WHAT YOU WILL DO >> Your answer should be one number: the count of lines in these entries that hold the word "relative".

INPUT DATA >>
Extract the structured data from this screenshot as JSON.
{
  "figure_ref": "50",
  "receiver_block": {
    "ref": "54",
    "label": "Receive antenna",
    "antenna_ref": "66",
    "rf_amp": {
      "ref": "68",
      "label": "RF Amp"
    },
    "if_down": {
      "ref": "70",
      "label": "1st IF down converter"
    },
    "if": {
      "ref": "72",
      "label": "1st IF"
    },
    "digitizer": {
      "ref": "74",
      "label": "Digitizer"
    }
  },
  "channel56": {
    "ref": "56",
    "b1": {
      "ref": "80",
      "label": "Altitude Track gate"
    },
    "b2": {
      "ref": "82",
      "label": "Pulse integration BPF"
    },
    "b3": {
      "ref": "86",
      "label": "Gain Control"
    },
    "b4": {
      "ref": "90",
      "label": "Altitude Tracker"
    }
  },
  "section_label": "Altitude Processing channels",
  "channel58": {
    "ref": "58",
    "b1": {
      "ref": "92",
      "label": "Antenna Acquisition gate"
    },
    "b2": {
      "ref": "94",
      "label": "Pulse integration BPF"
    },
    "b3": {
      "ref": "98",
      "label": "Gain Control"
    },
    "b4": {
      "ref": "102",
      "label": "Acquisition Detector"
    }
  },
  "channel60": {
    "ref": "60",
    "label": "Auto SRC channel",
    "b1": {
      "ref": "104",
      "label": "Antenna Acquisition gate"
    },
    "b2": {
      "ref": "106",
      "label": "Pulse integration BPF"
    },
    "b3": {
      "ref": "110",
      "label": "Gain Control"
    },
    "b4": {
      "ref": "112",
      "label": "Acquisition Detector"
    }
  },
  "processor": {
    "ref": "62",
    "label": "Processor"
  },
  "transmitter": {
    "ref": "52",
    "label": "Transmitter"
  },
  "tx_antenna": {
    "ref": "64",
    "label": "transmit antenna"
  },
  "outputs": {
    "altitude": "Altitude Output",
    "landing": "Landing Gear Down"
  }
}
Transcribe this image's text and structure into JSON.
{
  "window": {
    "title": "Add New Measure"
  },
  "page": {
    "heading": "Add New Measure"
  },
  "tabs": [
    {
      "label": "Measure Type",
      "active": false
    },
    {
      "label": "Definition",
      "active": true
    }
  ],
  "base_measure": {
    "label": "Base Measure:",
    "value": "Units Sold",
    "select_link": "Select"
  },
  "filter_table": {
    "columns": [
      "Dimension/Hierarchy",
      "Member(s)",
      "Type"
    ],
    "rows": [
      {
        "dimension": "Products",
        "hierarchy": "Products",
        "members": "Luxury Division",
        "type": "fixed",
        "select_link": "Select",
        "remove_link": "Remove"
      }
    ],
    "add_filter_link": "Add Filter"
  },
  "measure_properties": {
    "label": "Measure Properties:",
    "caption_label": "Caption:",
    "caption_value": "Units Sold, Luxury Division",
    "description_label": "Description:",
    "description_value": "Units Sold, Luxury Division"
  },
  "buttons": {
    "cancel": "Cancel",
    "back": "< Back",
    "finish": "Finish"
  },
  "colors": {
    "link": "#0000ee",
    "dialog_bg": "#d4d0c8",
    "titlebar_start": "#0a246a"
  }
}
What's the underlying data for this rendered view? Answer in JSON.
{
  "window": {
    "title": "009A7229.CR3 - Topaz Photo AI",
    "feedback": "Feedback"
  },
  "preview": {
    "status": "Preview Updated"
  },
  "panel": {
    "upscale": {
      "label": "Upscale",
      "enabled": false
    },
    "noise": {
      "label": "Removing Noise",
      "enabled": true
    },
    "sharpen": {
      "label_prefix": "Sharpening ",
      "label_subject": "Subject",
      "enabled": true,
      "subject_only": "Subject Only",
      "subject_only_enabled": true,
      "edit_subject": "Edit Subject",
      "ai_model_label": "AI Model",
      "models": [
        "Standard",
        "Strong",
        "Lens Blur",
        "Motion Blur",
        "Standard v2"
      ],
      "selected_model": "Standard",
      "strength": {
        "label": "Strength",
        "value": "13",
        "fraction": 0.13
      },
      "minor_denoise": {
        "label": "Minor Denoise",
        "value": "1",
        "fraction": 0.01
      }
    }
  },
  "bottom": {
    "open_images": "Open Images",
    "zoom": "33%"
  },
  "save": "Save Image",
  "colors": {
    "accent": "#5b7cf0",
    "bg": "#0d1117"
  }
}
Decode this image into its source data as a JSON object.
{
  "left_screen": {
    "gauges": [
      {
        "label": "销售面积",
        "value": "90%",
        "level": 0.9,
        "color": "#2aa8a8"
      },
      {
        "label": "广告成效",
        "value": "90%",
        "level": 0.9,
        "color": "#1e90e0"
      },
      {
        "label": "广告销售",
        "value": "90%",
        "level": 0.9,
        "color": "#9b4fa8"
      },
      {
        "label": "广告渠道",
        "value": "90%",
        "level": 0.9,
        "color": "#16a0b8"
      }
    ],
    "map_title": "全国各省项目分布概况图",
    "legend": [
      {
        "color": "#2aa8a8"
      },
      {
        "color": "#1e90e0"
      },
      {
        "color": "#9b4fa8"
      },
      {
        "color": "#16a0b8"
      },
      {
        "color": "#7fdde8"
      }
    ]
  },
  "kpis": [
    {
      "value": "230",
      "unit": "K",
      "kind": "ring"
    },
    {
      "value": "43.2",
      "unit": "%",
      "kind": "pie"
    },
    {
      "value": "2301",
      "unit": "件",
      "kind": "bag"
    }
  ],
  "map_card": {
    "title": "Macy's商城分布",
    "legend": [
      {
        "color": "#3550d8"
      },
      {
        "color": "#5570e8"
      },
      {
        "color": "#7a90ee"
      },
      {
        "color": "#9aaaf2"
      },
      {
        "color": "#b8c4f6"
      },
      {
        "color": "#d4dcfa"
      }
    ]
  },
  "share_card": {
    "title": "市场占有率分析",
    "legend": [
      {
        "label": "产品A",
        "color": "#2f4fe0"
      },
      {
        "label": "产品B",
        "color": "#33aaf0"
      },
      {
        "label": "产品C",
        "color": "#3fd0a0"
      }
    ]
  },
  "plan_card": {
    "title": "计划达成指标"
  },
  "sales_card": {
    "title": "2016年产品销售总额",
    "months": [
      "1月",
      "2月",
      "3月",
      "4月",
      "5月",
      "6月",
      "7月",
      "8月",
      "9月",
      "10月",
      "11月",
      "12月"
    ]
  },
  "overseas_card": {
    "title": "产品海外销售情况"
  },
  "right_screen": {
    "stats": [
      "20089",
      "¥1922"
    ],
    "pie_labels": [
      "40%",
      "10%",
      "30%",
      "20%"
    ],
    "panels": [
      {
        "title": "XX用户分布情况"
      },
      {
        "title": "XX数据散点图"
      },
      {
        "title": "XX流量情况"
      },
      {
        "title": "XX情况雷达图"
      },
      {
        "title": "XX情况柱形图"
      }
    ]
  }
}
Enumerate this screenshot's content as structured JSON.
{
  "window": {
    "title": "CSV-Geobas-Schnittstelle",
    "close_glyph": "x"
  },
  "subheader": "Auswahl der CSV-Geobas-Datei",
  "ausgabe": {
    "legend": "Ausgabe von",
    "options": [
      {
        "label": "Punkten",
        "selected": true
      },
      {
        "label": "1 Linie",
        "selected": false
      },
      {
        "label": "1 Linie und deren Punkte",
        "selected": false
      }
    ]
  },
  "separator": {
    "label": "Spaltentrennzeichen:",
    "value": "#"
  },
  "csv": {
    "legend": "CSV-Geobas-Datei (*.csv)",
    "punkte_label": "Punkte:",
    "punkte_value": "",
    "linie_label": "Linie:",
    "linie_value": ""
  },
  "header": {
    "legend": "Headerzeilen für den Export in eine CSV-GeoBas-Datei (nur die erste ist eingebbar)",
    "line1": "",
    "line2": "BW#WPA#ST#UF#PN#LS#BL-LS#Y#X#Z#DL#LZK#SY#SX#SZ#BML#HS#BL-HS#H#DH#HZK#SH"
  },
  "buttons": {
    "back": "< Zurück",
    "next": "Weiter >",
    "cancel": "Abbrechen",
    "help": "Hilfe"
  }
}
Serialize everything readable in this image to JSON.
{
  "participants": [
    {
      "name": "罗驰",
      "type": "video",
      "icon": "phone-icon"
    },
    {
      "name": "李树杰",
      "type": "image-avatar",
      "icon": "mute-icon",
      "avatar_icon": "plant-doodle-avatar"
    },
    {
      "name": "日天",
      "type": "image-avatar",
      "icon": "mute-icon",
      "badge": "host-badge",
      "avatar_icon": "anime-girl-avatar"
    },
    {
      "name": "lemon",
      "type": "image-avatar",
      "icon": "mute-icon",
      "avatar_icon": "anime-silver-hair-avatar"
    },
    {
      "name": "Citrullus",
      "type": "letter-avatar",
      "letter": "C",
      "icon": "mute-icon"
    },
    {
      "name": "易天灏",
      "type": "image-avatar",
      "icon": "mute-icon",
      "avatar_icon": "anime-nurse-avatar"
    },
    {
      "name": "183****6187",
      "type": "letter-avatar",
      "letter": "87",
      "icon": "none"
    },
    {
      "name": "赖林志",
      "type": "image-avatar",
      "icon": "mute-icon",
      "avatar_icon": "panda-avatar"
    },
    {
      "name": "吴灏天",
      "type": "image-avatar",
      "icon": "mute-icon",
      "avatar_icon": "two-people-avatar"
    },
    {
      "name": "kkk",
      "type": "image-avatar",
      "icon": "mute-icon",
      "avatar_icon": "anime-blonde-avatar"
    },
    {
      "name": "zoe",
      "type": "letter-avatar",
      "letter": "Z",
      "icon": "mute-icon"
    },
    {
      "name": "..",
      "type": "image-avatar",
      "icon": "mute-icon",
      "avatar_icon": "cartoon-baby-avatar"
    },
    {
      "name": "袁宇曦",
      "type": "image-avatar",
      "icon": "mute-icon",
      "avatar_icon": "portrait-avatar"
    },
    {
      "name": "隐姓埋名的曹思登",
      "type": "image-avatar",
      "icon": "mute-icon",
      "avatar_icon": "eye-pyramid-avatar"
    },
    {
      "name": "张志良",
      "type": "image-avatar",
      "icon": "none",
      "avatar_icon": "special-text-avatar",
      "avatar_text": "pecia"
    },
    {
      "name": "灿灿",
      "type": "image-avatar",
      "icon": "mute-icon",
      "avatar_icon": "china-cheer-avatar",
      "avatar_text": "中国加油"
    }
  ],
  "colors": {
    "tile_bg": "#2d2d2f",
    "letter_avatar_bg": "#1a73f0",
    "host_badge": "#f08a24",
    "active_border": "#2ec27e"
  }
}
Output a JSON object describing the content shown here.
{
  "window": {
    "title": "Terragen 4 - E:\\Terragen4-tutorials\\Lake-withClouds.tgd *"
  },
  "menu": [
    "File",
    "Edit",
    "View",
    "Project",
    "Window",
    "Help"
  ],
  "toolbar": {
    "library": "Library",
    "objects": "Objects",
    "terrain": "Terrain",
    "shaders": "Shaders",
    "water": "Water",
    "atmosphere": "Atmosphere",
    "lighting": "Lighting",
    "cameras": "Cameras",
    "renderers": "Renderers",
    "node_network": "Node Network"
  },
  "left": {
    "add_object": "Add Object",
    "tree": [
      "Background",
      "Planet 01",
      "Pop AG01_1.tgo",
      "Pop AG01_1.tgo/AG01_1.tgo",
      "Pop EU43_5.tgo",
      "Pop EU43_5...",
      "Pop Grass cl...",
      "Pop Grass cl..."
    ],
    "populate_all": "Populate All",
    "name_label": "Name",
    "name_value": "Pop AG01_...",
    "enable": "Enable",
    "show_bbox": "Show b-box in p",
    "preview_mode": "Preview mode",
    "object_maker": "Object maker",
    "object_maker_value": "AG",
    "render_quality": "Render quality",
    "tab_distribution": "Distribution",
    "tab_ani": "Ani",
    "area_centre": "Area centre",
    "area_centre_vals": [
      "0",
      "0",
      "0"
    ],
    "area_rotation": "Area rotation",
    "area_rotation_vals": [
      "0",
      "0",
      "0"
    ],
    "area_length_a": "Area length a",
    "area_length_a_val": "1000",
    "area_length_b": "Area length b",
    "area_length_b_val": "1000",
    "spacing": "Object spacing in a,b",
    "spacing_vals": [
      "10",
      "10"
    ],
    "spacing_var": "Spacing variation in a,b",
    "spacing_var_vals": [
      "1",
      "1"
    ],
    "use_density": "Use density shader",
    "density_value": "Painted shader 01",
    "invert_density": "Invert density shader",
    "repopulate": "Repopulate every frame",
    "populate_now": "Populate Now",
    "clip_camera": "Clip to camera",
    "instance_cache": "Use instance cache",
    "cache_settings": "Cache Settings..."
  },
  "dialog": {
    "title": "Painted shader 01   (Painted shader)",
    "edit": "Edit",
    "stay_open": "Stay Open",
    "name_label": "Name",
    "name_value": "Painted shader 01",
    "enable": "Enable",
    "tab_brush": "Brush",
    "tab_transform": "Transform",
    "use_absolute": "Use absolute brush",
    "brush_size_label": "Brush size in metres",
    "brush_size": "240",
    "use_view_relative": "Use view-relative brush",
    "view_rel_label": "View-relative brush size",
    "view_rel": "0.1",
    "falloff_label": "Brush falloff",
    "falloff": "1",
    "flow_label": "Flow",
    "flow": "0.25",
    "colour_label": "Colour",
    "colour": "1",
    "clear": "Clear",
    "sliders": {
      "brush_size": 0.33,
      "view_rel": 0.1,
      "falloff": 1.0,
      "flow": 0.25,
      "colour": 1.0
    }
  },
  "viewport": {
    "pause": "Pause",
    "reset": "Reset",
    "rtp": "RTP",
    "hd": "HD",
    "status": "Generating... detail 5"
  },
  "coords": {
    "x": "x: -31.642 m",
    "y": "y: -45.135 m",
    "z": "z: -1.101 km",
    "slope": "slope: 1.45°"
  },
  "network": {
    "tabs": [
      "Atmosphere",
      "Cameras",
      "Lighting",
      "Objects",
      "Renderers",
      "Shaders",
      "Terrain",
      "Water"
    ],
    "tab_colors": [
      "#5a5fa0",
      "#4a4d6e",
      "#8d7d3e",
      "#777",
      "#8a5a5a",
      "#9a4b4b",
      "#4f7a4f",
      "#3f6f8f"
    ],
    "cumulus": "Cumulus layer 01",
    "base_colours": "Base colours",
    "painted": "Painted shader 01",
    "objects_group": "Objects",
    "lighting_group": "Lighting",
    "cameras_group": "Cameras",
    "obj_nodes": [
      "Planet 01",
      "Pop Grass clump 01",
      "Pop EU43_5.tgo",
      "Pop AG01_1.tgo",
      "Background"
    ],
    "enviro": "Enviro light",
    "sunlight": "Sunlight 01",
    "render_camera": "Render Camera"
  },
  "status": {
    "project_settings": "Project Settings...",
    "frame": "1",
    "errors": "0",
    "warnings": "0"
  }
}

PROBLEM SOLUTION >> 2